**TASK GOAL**
Which lines below hold the word "that"? Copy all of them.
**** ENTRIES SHOWN ****
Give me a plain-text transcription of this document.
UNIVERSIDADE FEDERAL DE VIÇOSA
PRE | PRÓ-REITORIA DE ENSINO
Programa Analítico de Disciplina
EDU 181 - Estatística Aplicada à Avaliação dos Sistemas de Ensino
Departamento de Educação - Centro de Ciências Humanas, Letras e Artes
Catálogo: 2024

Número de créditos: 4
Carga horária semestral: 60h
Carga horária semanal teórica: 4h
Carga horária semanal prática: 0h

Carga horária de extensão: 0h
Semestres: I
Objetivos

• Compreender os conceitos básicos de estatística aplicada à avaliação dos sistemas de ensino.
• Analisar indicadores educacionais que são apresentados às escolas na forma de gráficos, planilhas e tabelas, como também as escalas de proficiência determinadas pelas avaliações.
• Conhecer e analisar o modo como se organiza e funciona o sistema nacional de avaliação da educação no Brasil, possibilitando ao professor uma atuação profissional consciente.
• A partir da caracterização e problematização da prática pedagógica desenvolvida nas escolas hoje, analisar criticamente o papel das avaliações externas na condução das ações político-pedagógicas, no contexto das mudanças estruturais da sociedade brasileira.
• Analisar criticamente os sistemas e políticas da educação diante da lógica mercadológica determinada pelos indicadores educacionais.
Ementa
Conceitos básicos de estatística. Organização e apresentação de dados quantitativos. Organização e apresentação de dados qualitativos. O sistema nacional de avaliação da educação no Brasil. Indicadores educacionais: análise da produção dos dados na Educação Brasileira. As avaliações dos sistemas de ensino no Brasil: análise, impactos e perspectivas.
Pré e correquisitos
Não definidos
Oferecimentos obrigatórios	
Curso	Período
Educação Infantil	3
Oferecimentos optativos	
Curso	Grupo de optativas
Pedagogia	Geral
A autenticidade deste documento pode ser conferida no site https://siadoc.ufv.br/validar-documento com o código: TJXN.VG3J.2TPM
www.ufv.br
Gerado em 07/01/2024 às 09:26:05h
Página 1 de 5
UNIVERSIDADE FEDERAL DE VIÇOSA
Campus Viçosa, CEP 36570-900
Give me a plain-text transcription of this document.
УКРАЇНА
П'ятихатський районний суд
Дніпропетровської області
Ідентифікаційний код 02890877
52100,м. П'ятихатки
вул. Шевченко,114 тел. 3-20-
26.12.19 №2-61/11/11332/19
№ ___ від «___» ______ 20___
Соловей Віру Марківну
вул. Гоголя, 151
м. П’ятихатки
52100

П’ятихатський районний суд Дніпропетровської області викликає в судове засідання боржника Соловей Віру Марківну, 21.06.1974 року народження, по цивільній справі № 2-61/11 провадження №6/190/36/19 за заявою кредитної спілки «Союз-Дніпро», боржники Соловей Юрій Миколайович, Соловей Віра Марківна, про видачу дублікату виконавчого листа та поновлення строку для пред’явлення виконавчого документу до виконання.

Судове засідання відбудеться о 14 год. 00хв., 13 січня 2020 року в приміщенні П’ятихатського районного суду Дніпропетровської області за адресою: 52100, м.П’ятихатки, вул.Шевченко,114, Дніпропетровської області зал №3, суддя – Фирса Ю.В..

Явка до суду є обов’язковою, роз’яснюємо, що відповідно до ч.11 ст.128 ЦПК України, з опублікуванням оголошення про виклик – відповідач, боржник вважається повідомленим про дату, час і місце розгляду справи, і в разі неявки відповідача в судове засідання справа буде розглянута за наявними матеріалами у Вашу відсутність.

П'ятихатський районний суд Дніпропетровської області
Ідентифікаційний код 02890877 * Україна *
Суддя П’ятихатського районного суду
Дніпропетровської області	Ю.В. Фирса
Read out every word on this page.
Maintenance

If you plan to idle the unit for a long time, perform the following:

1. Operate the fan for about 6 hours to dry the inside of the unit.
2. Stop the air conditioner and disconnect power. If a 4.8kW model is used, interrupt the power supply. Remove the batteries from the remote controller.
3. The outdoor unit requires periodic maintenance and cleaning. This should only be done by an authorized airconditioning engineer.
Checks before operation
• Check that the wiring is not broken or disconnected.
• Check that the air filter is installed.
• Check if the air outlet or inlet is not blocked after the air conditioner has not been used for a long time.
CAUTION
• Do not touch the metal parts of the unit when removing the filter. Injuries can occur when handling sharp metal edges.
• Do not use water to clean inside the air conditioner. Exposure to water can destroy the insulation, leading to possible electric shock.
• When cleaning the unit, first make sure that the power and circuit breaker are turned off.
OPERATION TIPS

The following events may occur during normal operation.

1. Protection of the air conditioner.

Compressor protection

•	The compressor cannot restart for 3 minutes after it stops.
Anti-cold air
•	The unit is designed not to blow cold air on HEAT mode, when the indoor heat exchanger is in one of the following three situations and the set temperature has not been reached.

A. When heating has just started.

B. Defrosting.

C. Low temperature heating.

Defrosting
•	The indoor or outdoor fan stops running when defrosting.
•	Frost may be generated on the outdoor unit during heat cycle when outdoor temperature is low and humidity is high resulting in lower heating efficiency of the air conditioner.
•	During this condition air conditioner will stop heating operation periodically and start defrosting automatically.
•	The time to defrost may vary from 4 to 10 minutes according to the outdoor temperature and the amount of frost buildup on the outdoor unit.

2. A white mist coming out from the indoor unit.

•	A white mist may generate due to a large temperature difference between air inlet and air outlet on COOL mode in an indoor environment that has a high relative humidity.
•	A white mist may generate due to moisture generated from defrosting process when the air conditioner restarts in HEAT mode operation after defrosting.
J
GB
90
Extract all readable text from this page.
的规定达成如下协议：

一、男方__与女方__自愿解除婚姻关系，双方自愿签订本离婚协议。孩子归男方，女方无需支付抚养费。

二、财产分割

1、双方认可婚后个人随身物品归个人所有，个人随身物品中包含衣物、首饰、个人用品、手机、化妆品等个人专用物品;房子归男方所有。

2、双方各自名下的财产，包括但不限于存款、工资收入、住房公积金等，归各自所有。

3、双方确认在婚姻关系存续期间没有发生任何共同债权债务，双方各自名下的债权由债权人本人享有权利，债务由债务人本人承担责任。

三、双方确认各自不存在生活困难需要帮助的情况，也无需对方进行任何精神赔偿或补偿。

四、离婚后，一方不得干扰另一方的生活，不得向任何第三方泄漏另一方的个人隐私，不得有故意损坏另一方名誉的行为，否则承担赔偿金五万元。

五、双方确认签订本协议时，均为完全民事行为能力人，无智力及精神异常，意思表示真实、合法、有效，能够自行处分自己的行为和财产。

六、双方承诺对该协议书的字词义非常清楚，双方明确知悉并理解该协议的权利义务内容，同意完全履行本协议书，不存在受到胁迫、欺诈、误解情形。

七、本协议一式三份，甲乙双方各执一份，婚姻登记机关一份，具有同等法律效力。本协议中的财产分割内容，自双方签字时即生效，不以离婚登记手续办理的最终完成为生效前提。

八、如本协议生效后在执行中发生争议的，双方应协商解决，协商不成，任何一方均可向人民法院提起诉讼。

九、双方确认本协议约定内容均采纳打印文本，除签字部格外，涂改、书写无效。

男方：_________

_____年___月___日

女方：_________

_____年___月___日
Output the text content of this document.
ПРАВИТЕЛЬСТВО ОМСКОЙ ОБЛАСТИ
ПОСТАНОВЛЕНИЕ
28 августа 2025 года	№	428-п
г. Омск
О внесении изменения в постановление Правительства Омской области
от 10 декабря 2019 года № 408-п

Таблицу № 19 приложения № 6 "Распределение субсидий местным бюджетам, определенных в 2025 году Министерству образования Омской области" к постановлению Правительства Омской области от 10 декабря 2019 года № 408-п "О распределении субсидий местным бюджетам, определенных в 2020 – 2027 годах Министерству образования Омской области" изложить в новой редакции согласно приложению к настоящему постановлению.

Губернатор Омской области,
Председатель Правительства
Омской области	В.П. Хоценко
****
**IN RESPONSE**
• Check that the wiring is not broken or disconnected.
• Check that the air filter is installed.
• When cleaning the unit, first make sure that the power and circuit breaker are turned off.
•	A white mist may generate due to a large temperature difference between air inlet and air outlet on COOL mode in an indoor environment that has a high relative humidity.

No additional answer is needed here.